**What is needed**. Locate every line below that contains the word "있습니다" and copy it.

**Information given**.
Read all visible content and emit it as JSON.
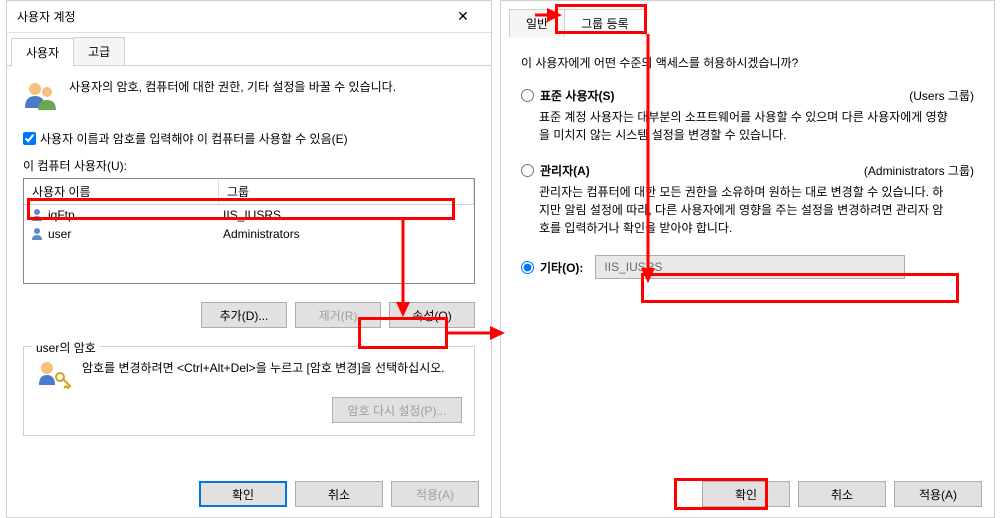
{
  "left": {
    "title": "사용자 계정",
    "tabs": {
      "users": "사용자",
      "advanced": "고급"
    },
    "info_text": "사용자의 암호, 컴퓨터에 대한 권한, 기타 설정을 바꿀 수 있습니다.",
    "checkbox_label": "사용자 이름과 암호를 입력해야 이 컴퓨터를 사용할 수 있음(E)",
    "users_label": "이 컴퓨터 사용자(U):",
    "table": {
      "col_name": "사용자 이름",
      "col_group": "그룹",
      "rows": [
        {
          "name": "iqFtp",
          "group": "IIS_IUSRS"
        },
        {
          "name": "user",
          "group": "Administrators"
        }
      ]
    },
    "buttons": {
      "add": "추가(D)...",
      "remove": "제거(R)",
      "properties": "속성(O)"
    },
    "password_section": {
      "legend": "user의 암호",
      "text": "암호를 변경하려면 <Ctrl+Alt+Del>을 누르고 [암호 변경]을 선택하십시오.",
      "reset_btn": "암호 다시 설정(P)..."
    },
    "dialog_buttons": {
      "ok": "확인",
      "cancel": "취소",
      "apply": "적용(A)"
    }
  },
  "right": {
    "tabs": {
      "general": "일반",
      "group": "그룹 등록"
    },
    "prompt": "이 사용자에게 어떤 수준의 액세스를 허용하시겠습니까?",
    "options": {
      "standard": {
        "label": "표준 사용자(S)",
        "hint": "(Users 그룹)",
        "desc": "표준 계정 사용자는 대부분의 소프트웨어를 사용할 수 있으며 다른 사용자에게 영향을 미치지 않는 시스템 설정을 변경할 수 있습니다."
      },
      "admin": {
        "label": "관리자(A)",
        "hint": "(Administrators 그룹)",
        "desc": "관리자는 컴퓨터에 대한 모든 권한을 소유하며 원하는 대로 변경할 수 있습니다. 하지만 알림 설정에 따라, 다른 사용자에게 영향을 주는 설정을 변경하려면 관리자 암호를 입력하거나 확인을 받아야 합니다."
      },
      "other": {
        "label": "기타(O):",
        "value": "IIS_IUSRS"
      }
    },
    "dialog_buttons": {
      "ok": "확인",
      "cancel": "취소",
      "apply": "적용(A)"
    }
  }
}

**Output for this task**.
    "info_text": "사용자의 암호, 컴퓨터에 대한 권한, 기타 설정을 바꿀 수 있습니다.",
        "desc": "표준 계정 사용자는 대부분의 소프트웨어를 사용할 수 있으며 다른 사용자에게 영향을 미치지 않는 시스템 설정을 변경할 수 있습니다."
        "desc": "관리자는 컴퓨터에 대한 모든 권한을 소유하며 원하는 대로 변경할 수 있습니다. 하지만 알림 설정에 따라, 다른 사용자에게 영향을 주는 설정을 변경하려면 관리자 암호를 입력하거나 확인을 받아야 합니다."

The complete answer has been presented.